*Written task A*.
Which province does the abstract on burial heating use to illustrate its model?

*Document segment*.
------------------------
Citation: Earth and Planetary Science Letters, 1998; 163(1-4):149-165
Publisher: ELSEVIER
Issue Date: 1998
ISSN: 0012-821X
Abstract: The burial of a basement sequence enriched in heat producing elements during thermal subsidence following rifting produces two concomitant changes in the thermal structure of the crust. Firstly, the burial of the enriched layer produces high geothermal gradients in the overlying sedimentary succession, with the high gradients propagating down into, but not through, the enriched basement sequence. Secondly, the lithospheric thickening that drives thermal subsidence reduces the heat flowing into the deeper crust from the mantle. Because the process of thermal subsidence promotes burial, it naturally increases the depth extent of the high geothermal gradients in the upper crust, potentially inducing significant temperature increases in the mid-upper crust during burial. The lowering of the thermal gradients in the deep crust accompanying burial severely limits the temperature changes affecting the Moho; potentially allowing Moho cooling while the mid-upper crust heats. These effects can promote high geothermal gradient (>40°C/km) metamorphism in the mid-upper crust without inducing significant melting in the lower crust, providing the basement heat production contributes > ~70 mW m-2 to the surface heat flow and that the horizontal length scale for the basement heat production anomaly is > ~50 km. These conditions appear to be met in several Australian intermediate- to high-temperature, low-pressure metamorphic terranes where the thermal causes of metamorphism have hitherto remained enigmatic. One of these terrains, the Mt. Painter province in the northern Flinders Ranges, South Australia, is used to illustrate some of the attributes of the model.
------------------------
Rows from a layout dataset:
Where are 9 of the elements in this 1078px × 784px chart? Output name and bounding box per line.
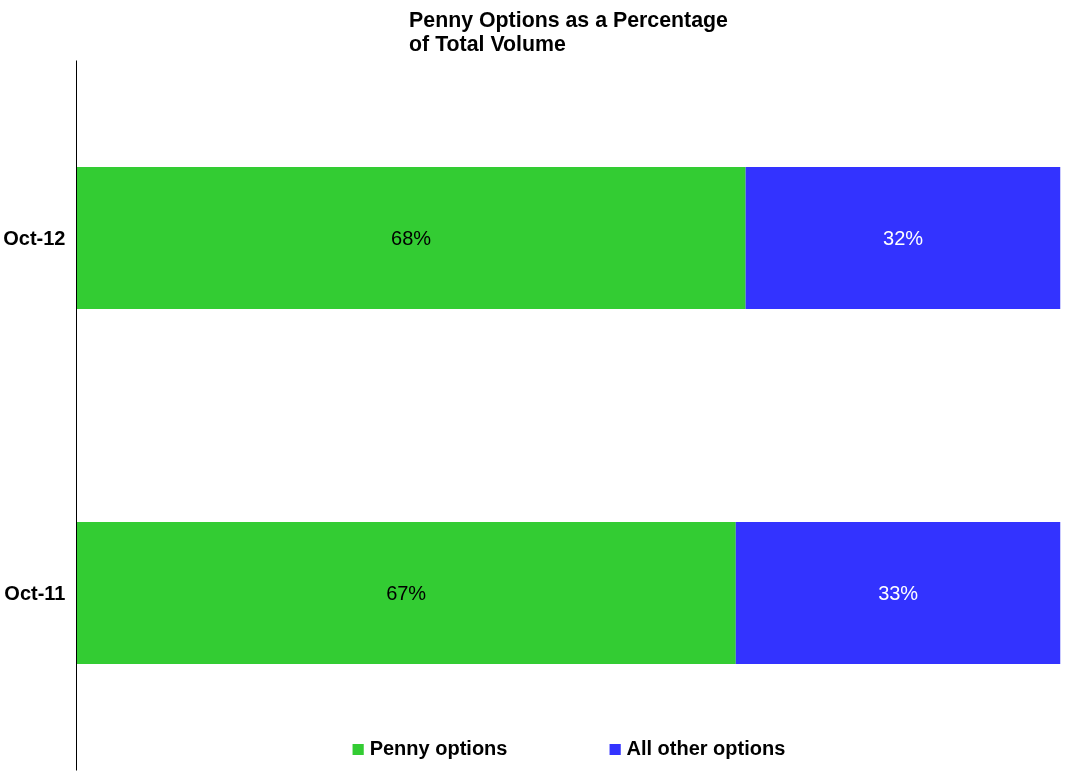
data-label: 67%: [386, 582, 427, 604]
legend-label: Penny options: [369, 737, 508, 760]
data-label: 32%: [883, 227, 924, 249]
data-label: 68%: [391, 227, 432, 249]
y-tick-label: Oct-11: [4, 582, 66, 604]
y-tick-label: Oct-12: [3, 227, 66, 249]
chart-title: Penny Options as a Percentage of Total Volume: [409, 7, 729, 56]
legend-label: All other options: [626, 737, 786, 760]
data-label: 33%: [878, 582, 919, 604]
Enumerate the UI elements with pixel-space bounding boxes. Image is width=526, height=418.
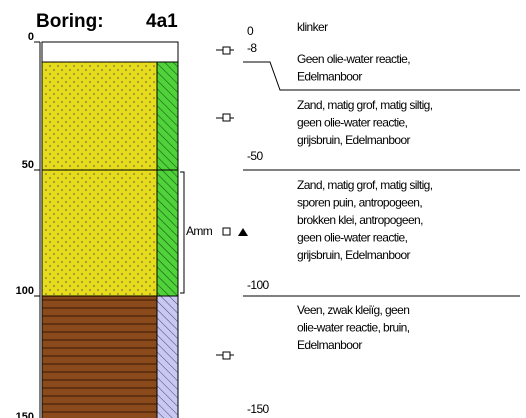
layer-borders xyxy=(243,61,520,297)
depth-label: -150 xyxy=(247,402,270,416)
depth-label: -100 xyxy=(247,278,270,292)
layer-description: geen olie-water reactie, xyxy=(297,231,408,245)
layer-description: klinker xyxy=(297,20,328,34)
depth-tick-label: 50 xyxy=(22,159,34,171)
sample-bracket xyxy=(180,171,231,294)
layer-description: brokken klei, antropogeen, xyxy=(297,213,423,227)
water-marker xyxy=(238,228,248,236)
layer-description: Zand, matig grof, matig siltig, xyxy=(297,98,433,112)
layer-description: Geen olie-water reactie, xyxy=(297,52,410,66)
title: Boring: xyxy=(36,11,104,32)
column xyxy=(39,41,179,418)
sample-markers xyxy=(216,46,234,360)
boring-id: 4a1 xyxy=(146,11,178,32)
layer-description: sporen puin, antropogeen, xyxy=(297,196,422,210)
sample-label: Amm xyxy=(186,224,213,238)
depth-label: 0 xyxy=(247,24,254,38)
layer-description: grijsbruin, Edelmanboor xyxy=(297,133,411,147)
layer-description: grijsbruin, Edelmanboor xyxy=(297,248,411,262)
layer-description: Zand, matig grof, matig siltig, xyxy=(297,178,433,192)
depth-label: -50 xyxy=(247,149,263,163)
layer-description: geen olie-water reactie, xyxy=(297,116,408,130)
layer-description: Edelmanboor xyxy=(297,70,362,84)
layer-description: Edelmanboor xyxy=(297,338,362,352)
layer-description: Veen, zwak kleiïg, geen xyxy=(297,303,409,317)
layer-description: olie-water reactie, bruin, xyxy=(297,321,410,335)
depth-tick-label: 100 xyxy=(16,285,34,297)
depth-tick-label: 150 xyxy=(16,411,34,418)
depth-label: -8 xyxy=(247,41,257,55)
depth-tick-label: 0 xyxy=(28,31,34,43)
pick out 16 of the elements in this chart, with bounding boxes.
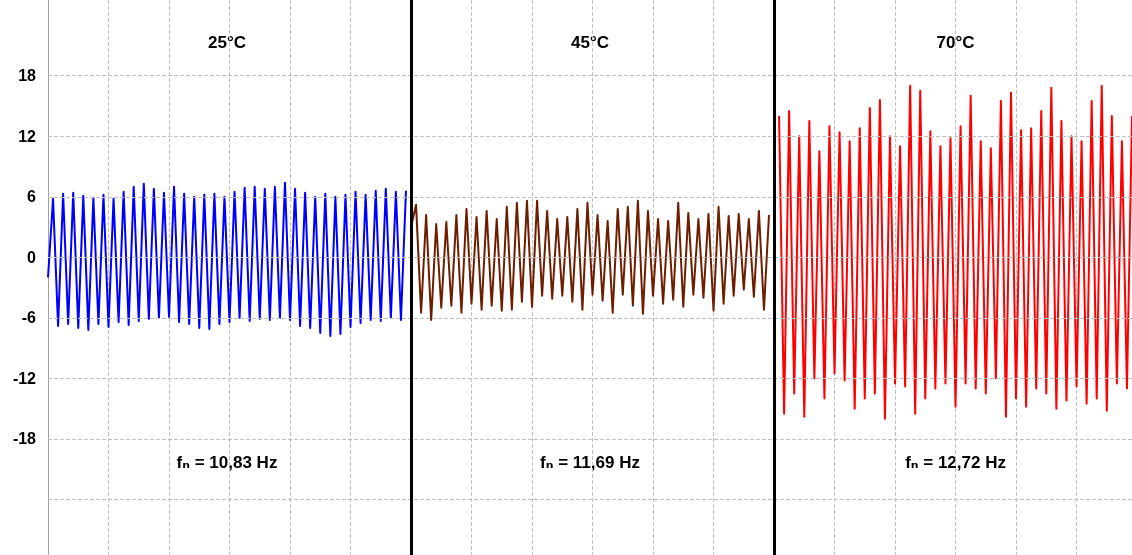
line-series: [47, 181, 407, 338]
y-tick-label: -18: [12, 430, 37, 448]
y-tick-label: -6: [21, 309, 37, 327]
y-tick-label: 0: [27, 248, 37, 266]
annotation: 45°C: [571, 32, 609, 52]
y-tick-label: 6: [27, 188, 37, 206]
annotation: fₙ = 12,72 Hz: [905, 452, 1006, 472]
annotation: 70°C: [936, 32, 975, 52]
y-tick-label: 18: [18, 67, 37, 85]
y-tick-label: 12: [18, 127, 37, 145]
line-series: [410, 199, 770, 321]
annotation: fₙ = 10,83 Hz: [176, 452, 278, 472]
annotation: fₙ = 11,69 Hz: [540, 452, 640, 472]
y-tick-label: -12: [12, 369, 37, 387]
line-series: [778, 84, 1132, 420]
annotation: 25°C: [207, 32, 246, 52]
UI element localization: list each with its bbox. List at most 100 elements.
------------------------
*Written task B*.
Turn the part of the records that opens with their first line and closes with the line containing "Enumerate the UI" into a Markdown table with the columns Row and Line, one numbered row per line. Skip blank lines and leave the pictures out.

*Correct response A*.
The Mt. Painter province in the northern Flinders Ranges, South Australia.

*Correct response B*.
| Row | Line |
|---|---|
| 1 | Where are 9 of the elements in this 1078px × 784px chart? Output name and bounding box per line. |
| 2 | data-label: 67%: [386, 582, 427, 604] |
| 3 | legend-label: Penny options: [369, 737, 508, 760] |
| 4 | data-label: 32%: [883, 227, 924, 249] |
| 5 | data-label: 68%: [391, 227, 432, 249] |
| 6 | y-tick-label: Oct-11: [4, 582, 66, 604] |
| 7 | y-tick-label: Oct-12: [3, 227, 66, 249] |
| 8 | chart-title: Penny Options as a Percentage of Total Volume: [409, 7, 729, 56] |
| 9 | legend-label: All other options: [626, 737, 786, 760] |
| 10 | data-label: 33%: [878, 582, 919, 604] |
| 11 | Enumerate the UI elements with pixel-space bounding boxes. Image is width=526, height=418. |